**Set problem:**
Write out each record again exactly as it stands.

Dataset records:

"""

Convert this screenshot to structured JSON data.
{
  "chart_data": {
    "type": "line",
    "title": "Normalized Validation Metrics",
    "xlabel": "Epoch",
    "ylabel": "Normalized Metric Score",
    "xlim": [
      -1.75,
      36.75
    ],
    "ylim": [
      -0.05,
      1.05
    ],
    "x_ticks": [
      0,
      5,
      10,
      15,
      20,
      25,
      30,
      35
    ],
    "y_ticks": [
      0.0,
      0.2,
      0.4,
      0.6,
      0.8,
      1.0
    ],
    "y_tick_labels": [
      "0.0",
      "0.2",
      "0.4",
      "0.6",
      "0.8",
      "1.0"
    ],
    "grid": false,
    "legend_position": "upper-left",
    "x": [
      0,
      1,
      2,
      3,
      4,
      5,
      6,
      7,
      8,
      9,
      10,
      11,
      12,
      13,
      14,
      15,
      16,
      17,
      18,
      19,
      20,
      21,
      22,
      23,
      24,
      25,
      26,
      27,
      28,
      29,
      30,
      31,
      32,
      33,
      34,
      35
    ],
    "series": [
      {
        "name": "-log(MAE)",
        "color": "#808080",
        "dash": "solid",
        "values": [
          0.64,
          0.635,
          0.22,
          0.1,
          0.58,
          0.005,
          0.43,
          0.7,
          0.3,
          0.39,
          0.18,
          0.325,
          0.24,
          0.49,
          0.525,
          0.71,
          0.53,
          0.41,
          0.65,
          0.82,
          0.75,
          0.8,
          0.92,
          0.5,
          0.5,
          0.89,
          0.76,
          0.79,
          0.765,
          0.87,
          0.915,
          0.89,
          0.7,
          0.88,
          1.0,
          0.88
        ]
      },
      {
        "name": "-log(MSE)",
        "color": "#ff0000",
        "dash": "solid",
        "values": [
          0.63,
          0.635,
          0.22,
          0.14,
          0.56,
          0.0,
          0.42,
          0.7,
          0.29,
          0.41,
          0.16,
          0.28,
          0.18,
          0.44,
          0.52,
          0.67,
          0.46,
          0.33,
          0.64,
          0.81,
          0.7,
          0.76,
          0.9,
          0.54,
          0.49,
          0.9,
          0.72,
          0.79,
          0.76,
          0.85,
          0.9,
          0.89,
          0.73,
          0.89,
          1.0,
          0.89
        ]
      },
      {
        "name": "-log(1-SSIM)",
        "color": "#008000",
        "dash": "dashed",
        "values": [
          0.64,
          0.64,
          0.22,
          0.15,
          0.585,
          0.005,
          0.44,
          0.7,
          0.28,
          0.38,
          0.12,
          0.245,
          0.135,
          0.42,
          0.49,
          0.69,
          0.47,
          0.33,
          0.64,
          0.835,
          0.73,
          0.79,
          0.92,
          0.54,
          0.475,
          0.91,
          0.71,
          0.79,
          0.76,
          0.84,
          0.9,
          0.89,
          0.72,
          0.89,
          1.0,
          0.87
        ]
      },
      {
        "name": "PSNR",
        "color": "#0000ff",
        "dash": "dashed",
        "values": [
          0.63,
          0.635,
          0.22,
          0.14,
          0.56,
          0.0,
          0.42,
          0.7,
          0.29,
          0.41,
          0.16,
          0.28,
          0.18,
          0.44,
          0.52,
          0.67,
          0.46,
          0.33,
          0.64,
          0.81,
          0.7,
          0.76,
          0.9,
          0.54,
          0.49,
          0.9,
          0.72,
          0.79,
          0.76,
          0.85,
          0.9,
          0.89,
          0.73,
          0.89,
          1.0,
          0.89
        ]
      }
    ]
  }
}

"""

**Result of the exercise:**
Convert this screenshot to structured JSON data.
{
  "chart_data": {
    "type": "line",
    "title": "Normalized Validation Metrics",
    "xlabel": "Epoch",
    "ylabel": "Normalized Metric Score",
    "xlim": [
      -1.75,
      36.75
    ],
    "ylim": [
      -0.05,
      1.05
    ],
    "x_ticks": [
      0,
      5,
      10,
      15,
      20,
      25,
      30,
      35
    ],
    "y_ticks": [
      0.0,
      0.2,
      0.4,
      0.6,
      0.8,
      1.0
    ],
    "y_tick_labels": [
      "0.0",
      "0.2",
      "0.4",
      "0.6",
      "0.8",
      "1.0"
    ],
    "grid": false,
    "legend_position": "upper-left",
    "x": [
      0,
      1,
      2,
      3,
      4,
      5,
      6,
      7,
      8,
      9,
      10,
      11,
      12,
      13,
      14,
      15,
      16,
      17,
      18,
      19,
      20,
      21,
      22,
      23,
      24,
      25,
      26,
      27,
      28,
      29,
      30,
      31,
      32,
      33,
      34,
      35
    ],
    "series": [
      {
        "name": "-log(MAE)",
        "color": "#808080",
        "dash": "solid",
        "values": [
          0.64,
          0.635,
          0.22,
          0.1,
          0.58,
          0.005,
          0.43,
          0.7,
          0.3,
          0.39,
          0.18,
          0.325,
          0.24,
          0.49,
          0.525,
          0.71,
          0.53,
          0.41,
          0.65,
          0.82,
          0.75,
          0.8,
          0.92,
          0.5,
          0.5,
          0.89,
          0.76,
          0.79,
          0.765,
          0.87,
          0.915,
          0.89,
          0.7,
          0.88,
          1.0,
          0.88
        ]
      },
      {
        "name": "-log(MSE)",
        "color": "#ff0000",
        "dash": "solid",
        "values": [
          0.63,
          0.635,
          0.22,
          0.14,
          0.56,
          0.0,
          0.42,
          0.7,
          0.29,
          0.41,
          0.16,
          0.28,
          0.18,
          0.44,
          0.52,
          0.67,
          0.46,
          0.33,
          0.64,
          0.81,
          0.7,
          0.76,
          0.9,
          0.54,
          0.49,
          0.9,
          0.72,
          0.79,
          0.76,
          0.85,
          0.9,
          0.89,
          0.73,
          0.89,
          1.0,
          0.89
        ]
      },
      {
        "name": "-log(1-SSIM)",
        "color": "#008000",
        "dash": "dashed",
        "values": [
          0.64,
          0.64,
          0.22,
          0.15,
          0.585,
          0.005,
          0.44,
          0.7,
          0.28,
          0.38,
          0.12,
          0.245,
          0.135,
          0.42,
          0.49,
          0.69,
          0.47,
          0.33,
          0.64,
          0.835,
          0.73,
          0.79,
          0.92,
          0.54,
          0.475,
          0.91,
          0.71,
          0.79,
          0.76,
          0.84,
          0.9,
          0.89,
          0.72,
          0.89,
          1.0,
          0.87
        ]
      },
      {
        "name": "PSNR",
        "color": "#0000ff",
        "dash": "dashed",
        "values": [
          0.63,
          0.635,
          0.22,
          0.14,
          0.56,
          0.0,
          0.42,
          0.7,
          0.29,
          0.41,
          0.16,
          0.28,
          0.18,
          0.44,
          0.52,
          0.67,
          0.46,
          0.33,
          0.64,
          0.81,
          0.7,
          0.76,
          0.9,
          0.54,
          0.49,
          0.9,
          0.72,
          0.79,
          0.76,
          0.85,
          0.9,
          0.89,
          0.73,
          0.89,
          1.0,
          0.89
        ]
      }
    ]
  }
}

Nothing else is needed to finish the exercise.